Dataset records
● ● ● ● ●

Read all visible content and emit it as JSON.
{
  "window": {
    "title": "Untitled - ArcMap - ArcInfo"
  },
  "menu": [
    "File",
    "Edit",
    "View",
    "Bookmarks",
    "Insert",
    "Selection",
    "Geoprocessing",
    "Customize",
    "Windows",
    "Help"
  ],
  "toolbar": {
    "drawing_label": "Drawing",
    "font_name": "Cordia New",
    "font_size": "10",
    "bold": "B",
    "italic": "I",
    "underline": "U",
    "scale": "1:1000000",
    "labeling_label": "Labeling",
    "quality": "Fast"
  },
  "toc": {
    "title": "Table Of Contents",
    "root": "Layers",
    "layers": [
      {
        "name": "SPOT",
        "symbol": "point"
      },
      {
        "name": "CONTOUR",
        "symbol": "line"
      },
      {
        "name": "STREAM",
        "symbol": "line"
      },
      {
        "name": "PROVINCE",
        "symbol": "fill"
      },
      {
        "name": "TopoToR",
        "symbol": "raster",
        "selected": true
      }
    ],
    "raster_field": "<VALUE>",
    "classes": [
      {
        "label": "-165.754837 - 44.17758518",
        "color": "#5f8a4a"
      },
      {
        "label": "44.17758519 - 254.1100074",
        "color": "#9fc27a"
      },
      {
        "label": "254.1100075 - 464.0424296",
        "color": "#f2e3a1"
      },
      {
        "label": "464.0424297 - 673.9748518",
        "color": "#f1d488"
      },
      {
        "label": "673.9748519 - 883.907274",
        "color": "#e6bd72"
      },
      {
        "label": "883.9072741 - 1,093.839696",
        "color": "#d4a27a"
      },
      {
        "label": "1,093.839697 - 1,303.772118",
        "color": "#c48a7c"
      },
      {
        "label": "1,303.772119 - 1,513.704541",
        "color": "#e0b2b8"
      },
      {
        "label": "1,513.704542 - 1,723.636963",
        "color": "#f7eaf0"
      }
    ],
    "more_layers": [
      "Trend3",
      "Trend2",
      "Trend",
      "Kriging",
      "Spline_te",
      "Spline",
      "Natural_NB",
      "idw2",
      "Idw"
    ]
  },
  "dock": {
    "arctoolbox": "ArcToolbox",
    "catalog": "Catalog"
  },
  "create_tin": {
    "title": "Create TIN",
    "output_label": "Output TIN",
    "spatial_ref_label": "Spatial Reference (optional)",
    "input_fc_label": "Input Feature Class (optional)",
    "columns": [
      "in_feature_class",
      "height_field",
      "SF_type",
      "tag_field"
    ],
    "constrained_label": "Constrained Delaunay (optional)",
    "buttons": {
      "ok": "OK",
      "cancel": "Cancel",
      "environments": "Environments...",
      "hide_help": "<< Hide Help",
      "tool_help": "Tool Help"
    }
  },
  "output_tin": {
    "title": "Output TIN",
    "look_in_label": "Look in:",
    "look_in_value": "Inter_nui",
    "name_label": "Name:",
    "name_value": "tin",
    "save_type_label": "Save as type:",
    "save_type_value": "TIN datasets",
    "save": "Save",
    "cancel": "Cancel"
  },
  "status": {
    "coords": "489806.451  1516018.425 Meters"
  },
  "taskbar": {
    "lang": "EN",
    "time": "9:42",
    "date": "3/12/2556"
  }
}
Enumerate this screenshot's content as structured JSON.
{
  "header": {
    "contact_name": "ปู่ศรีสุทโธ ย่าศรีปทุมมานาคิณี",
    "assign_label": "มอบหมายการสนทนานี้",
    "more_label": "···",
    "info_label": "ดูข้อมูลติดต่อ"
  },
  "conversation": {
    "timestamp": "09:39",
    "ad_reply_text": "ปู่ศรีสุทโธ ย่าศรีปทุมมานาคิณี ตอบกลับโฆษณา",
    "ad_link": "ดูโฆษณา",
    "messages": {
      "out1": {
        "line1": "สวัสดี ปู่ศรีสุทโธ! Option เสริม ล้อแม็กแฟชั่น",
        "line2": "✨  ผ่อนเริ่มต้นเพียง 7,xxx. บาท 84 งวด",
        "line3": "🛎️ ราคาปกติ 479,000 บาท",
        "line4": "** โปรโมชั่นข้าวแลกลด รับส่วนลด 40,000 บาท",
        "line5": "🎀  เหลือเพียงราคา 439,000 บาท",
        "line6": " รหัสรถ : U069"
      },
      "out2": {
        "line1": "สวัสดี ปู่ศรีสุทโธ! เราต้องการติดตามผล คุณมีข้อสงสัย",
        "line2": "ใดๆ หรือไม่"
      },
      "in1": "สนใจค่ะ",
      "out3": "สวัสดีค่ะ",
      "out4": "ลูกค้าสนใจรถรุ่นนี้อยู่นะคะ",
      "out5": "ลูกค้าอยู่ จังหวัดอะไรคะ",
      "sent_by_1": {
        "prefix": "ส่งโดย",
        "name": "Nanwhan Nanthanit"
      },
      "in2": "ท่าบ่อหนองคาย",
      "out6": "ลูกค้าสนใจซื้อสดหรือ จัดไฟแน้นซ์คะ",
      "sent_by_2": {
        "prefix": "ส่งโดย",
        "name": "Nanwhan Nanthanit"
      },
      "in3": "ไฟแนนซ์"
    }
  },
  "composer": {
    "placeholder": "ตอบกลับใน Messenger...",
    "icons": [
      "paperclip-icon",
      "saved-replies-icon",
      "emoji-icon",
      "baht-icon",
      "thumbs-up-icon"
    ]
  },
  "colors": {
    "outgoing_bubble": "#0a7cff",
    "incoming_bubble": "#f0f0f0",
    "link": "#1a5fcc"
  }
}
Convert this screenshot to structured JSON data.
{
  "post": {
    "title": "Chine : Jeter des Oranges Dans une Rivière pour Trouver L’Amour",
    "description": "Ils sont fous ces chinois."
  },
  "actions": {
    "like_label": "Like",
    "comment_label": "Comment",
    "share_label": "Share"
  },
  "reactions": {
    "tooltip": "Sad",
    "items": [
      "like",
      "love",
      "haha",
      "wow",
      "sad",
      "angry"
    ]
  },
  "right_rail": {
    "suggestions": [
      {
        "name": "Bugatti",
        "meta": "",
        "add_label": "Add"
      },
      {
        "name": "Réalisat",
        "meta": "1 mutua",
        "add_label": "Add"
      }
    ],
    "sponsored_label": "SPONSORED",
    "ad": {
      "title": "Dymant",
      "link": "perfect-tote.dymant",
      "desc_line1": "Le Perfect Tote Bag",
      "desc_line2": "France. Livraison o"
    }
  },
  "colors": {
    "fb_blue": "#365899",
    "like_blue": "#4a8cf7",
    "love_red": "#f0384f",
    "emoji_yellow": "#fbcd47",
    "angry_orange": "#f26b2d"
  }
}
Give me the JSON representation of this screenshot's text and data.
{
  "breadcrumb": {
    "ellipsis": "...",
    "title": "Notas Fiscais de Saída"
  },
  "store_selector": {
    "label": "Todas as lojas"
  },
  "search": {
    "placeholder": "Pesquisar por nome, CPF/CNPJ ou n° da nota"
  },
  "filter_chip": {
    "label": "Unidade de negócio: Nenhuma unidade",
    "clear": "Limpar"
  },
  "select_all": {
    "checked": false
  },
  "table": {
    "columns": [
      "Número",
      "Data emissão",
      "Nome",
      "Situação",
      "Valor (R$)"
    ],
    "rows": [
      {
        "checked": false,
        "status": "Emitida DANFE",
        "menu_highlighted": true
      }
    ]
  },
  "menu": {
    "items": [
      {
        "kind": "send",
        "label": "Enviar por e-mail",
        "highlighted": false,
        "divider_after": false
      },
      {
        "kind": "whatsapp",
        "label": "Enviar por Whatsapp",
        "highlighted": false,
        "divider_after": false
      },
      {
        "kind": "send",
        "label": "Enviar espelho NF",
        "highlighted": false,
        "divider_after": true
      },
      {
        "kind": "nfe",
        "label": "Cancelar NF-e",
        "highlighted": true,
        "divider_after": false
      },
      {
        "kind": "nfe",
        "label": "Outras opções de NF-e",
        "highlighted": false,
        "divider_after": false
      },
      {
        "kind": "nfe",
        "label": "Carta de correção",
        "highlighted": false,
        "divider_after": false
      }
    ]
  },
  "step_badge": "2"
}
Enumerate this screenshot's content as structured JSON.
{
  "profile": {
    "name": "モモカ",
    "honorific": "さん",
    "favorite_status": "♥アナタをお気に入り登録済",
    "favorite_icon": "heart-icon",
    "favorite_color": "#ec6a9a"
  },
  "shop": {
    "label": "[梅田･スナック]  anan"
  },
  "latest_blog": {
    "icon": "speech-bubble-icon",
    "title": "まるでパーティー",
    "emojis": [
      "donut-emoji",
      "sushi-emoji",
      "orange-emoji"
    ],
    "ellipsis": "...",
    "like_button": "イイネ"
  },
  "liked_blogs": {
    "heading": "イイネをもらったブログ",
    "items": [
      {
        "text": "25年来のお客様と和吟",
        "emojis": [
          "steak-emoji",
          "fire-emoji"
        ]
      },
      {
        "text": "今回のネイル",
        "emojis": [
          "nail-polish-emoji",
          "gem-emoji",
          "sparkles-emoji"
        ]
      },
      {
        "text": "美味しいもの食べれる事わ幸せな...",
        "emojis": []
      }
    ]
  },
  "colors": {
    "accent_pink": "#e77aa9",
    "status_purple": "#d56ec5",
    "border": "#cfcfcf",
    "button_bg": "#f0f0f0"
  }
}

● ● ● ● ●

What the task asks
Filter the records, keeping only lines that contain "ตอบกล", and show those lines.

Exercise output
    "ad_reply_text": "ปู่ศรีสุทโธ ย่าศรีปทุมมานาคิณี ตอบกลับโฆษณา",
    "placeholder": "ตอบกลับใน Messenger...",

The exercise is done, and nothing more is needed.